▸ GIVEN INFORMATION:

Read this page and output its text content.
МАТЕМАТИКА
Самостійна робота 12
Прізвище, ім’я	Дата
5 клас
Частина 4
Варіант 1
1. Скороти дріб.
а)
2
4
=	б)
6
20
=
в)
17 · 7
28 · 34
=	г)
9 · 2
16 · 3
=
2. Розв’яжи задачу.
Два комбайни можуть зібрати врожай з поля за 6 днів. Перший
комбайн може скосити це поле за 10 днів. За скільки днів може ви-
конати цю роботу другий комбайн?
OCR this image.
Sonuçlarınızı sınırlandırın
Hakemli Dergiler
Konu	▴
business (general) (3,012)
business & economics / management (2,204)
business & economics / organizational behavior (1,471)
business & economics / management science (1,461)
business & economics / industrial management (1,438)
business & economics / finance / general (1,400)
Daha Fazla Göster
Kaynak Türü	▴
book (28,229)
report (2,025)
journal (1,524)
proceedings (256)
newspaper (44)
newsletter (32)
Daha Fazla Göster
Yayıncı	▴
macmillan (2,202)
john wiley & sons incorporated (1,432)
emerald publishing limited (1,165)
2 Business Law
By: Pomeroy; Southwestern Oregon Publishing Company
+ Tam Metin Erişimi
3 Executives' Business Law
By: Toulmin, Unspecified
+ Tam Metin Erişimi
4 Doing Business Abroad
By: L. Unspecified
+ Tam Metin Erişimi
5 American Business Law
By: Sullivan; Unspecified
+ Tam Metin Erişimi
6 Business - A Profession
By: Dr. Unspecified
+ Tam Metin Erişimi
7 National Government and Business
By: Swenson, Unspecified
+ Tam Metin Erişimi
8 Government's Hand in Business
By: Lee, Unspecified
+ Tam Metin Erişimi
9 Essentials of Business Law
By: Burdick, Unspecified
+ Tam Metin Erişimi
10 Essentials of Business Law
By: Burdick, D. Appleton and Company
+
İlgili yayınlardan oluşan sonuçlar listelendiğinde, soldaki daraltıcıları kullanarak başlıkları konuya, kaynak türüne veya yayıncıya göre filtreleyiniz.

▸ EXERCISE DETAILS:
Pull out every line of the entries that includes the word "general".

▸ ANSWER TO THE TASK:
business (general) (3,012)
business & economics / finance / general (1,400)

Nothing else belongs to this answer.